Dataset items
--- BEGIN ---

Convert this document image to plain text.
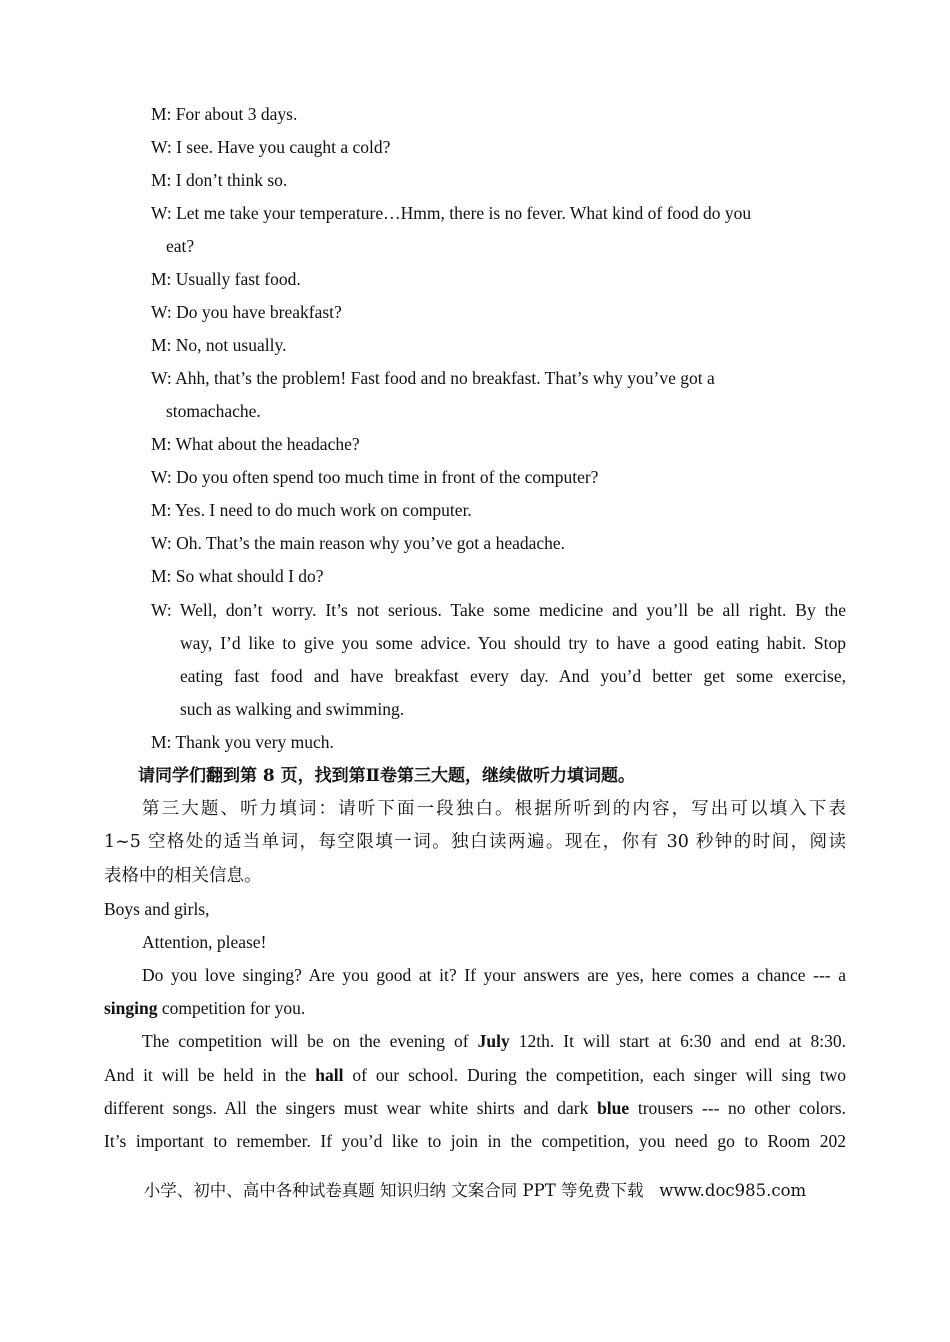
M: For about 3 days.
W: I see. Have you caught a cold?
M: I don’t think so.
W: Let me take your temperature…Hmm, there is no fever. What kind of food do you
eat?
M: Usually fast food.
W: Do you have breakfast?
M: No, not usually.
W: Ahh, that’s the problem! Fast food and no breakfast. That’s why you’ve got a
stomachache.
M: What about the headache?
W: Do you often spend too much time in front of the computer?
M: Yes. I need to do much work on computer.
W: Oh. That’s the main reason why you’ve got a headache.
M: So what should I do?
W: Well, don’t worry. It’s not serious. Take some medicine and you’ll be all right. By the
way, I’d like to give you some advice. You should try to have a good eating habit. Stop
eating fast food and have breakfast every day. And you’d better get some exercise,
such as walking and swimming.
M: Thank you very much.
请同学们翻到第 8 页，找到第Ⅱ卷第三大题，继续做听力填词题。
第三大题、听力填词：请听下面一段独白。根据所听到的内容，写出可以填入下表
1~5 空格处的适当单词，每空限填一词。独白读两遍。现在，你有 30 秒钟的时间，阅读
表格中的相关信息。
Boys and girls,
Attention, please!
Do you love singing? Are you good at it? If your answers are yes, here comes a chance --- a
singing competition for you.
The competition will be on the evening of July 12th. It will start at 6:30 and end at 8:30.
And it will be held in the hall of our school. During the competition, each singer will sing two
different songs. All the singers must wear white shirts and dark blue trousers --- no other colors.
It’s important to remember. If you’d like to join in the competition, you need go to Room 202
小学、初中、高中各种试卷真题 知识归纳 文案合同 PPT 等免费下载 www.doc985.com
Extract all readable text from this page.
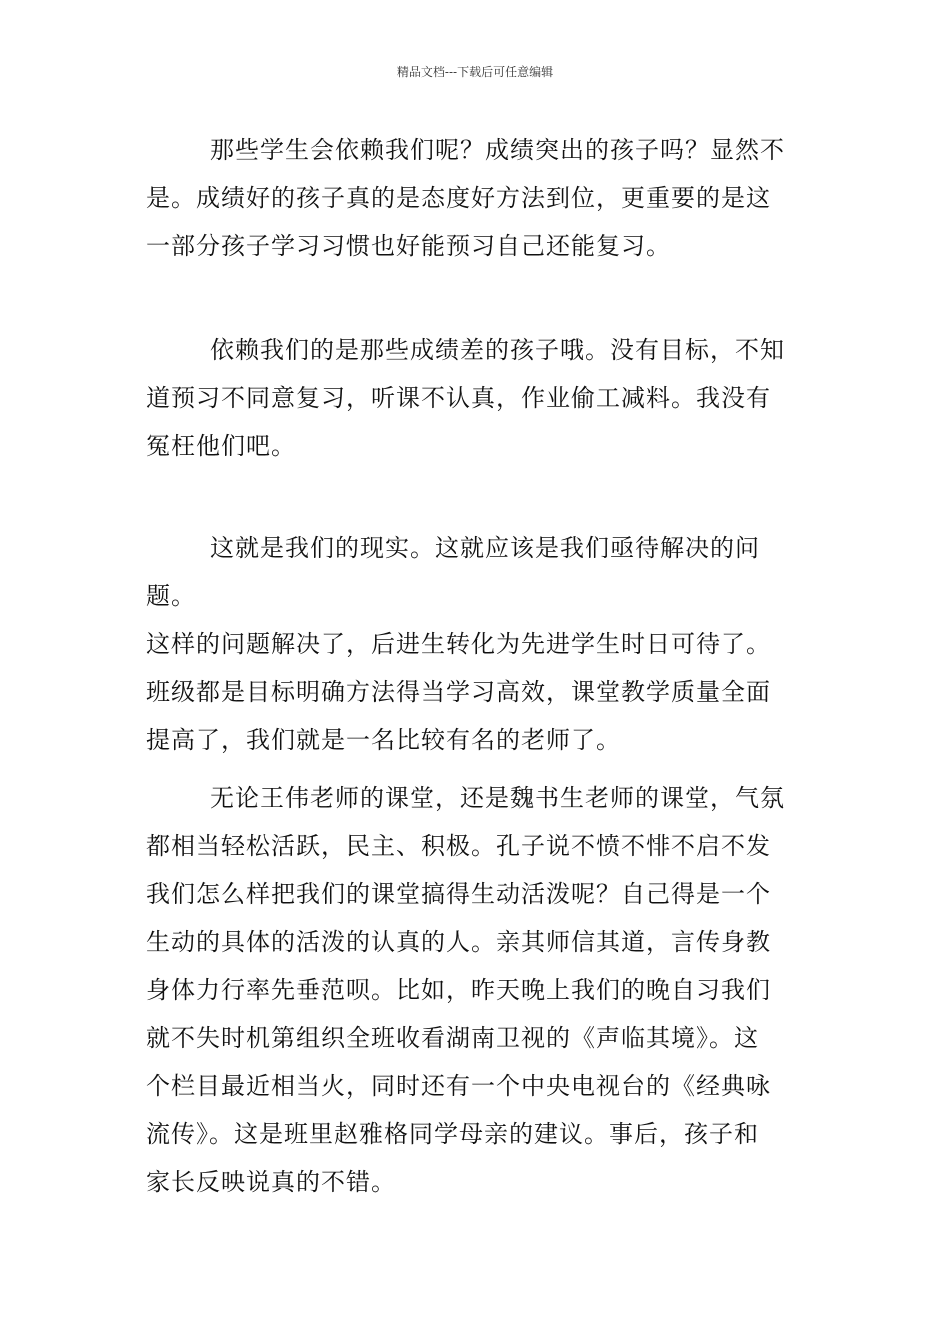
精品文档---下载后可任意编辑

那些学生会依赖我们呢？成绩突出的孩子吗？显然不
是。成绩好的孩子真的是态度好方法到位，更重要的是这
一部分孩子学习习惯也好能预习自己还能复习。

依赖我们的是那些成绩差的孩子哦。没有目标，不知
道预习不同意复习，听课不认真，作业偷工减料。我没有
冤枉他们吧。

这就是我们的现实。这就应该是我们亟待解决的问题。
这样的问题解决了，后进生转化为先进学生时日可待了。
班级都是目标明确方法得当学习高效，课堂教学质量全面
提高了，我们就是一名比较有名的老师了。

无论王伟老师的课堂，还是魏书生老师的课堂，气氛
都相当轻松活跃，民主、积极。孔子说不愤不悱不启不发
我们怎么样把我们的课堂搞得生动活泼呢？自己得是一个
生动的具体的活泼的认真的人。亲其师信其道，言传身教
身体力行率先垂范呗。比如，昨天晚上我们的晚自习我们
就不失时机第组织全班收看湖南卫视的《声临其境》。这
个栏目最近相当火，同时还有一个中央电视台的《经典咏
流传》。这是班里赵雅格同学母亲的建议。事后，孩子和
家长反映说真的不错。
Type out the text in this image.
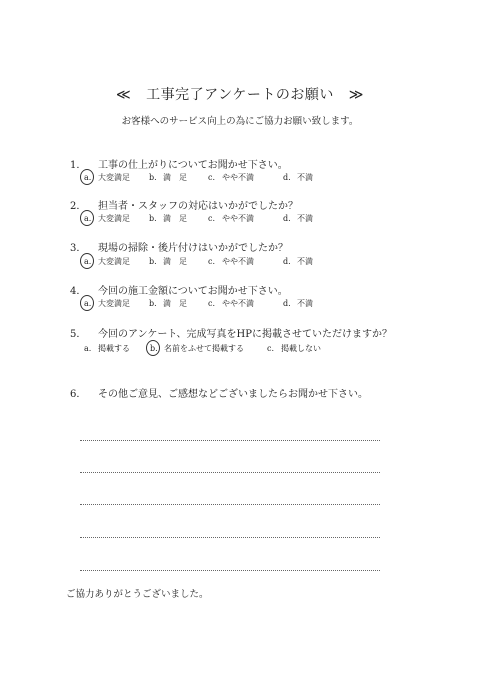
≪ 工事完了アンケートのお願い ≫
お客様へのサービス向上の為にご協力お願い致します。
1． 工事の仕上がりについてお聞かせ下さい。
a. 大変満足 b. 満　足	c. やや不満	d. 不満
2． 担当者・スタッフの対応はいかがでしたか？
a. 大変満足 b. 満　足	c. やや不満	d. 不満
3． 現場の掃除・後片付けはいかがでしたか？
a. 大変満足 b. 満　足	c. やや不満	d. 不満
4． 今回の施工金額についてお聞かせ下さい。
a. 大変満足 b. 満　足	c. やや不満	d. 不満
5． 今回のアンケート、完成写真をHPに掲載させていただけますか？
a. 掲載する	b. 名前をふせて掲載する	c. 掲載しない
6． その他ご意見、ご感想などございましたらお聞かせ下さい。
ご協力ありがとうございました。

--- END ---

* _THE EXERCISE_: No pictures belong in the copy; quote exactly the lines from the line containing "Extract all readable text from this page." through the final line of the material, both ends included.

* _PROBLEM SOLUTION_:
Extract all readable text from this page.
精品文档---下载后可任意编辑

那些学生会依赖我们呢？成绩突出的孩子吗？显然不
是。成绩好的孩子真的是态度好方法到位，更重要的是这
一部分孩子学习习惯也好能预习自己还能复习。

依赖我们的是那些成绩差的孩子哦。没有目标，不知
道预习不同意复习，听课不认真，作业偷工减料。我没有
冤枉他们吧。

这就是我们的现实。这就应该是我们亟待解决的问题。
这样的问题解决了，后进生转化为先进学生时日可待了。
班级都是目标明确方法得当学习高效，课堂教学质量全面
提高了，我们就是一名比较有名的老师了。

无论王伟老师的课堂，还是魏书生老师的课堂，气氛
都相当轻松活跃，民主、积极。孔子说不愤不悱不启不发
我们怎么样把我们的课堂搞得生动活泼呢？自己得是一个
生动的具体的活泼的认真的人。亲其师信其道，言传身教
身体力行率先垂范呗。比如，昨天晚上我们的晚自习我们
就不失时机第组织全班收看湖南卫视的《声临其境》。这
个栏目最近相当火，同时还有一个中央电视台的《经典咏
流传》。这是班里赵雅格同学母亲的建议。事后，孩子和
家长反映说真的不错。
Type out the text in this image.
≪ 工事完了アンケートのお願い ≫
お客様へのサービス向上の為にご協力お願い致します。
1． 工事の仕上がりについてお聞かせ下さい。
a. 大変満足 b. 満　足	c. やや不満	d. 不満
2． 担当者・スタッフの対応はいかがでしたか？
a. 大変満足 b. 満　足	c. やや不満	d. 不満
3． 現場の掃除・後片付けはいかがでしたか？
a. 大変満足 b. 満　足	c. やや不満	d. 不満
4． 今回の施工金額についてお聞かせ下さい。
a. 大変満足 b. 満　足	c. やや不満	d. 不満
5． 今回のアンケート、完成写真をHPに掲載させていただけますか？
a. 掲載する	b. 名前をふせて掲載する	c. 掲載しない
6． その他ご意見、ご感想などございましたらお聞かせ下さい。
ご協力ありがとうございました。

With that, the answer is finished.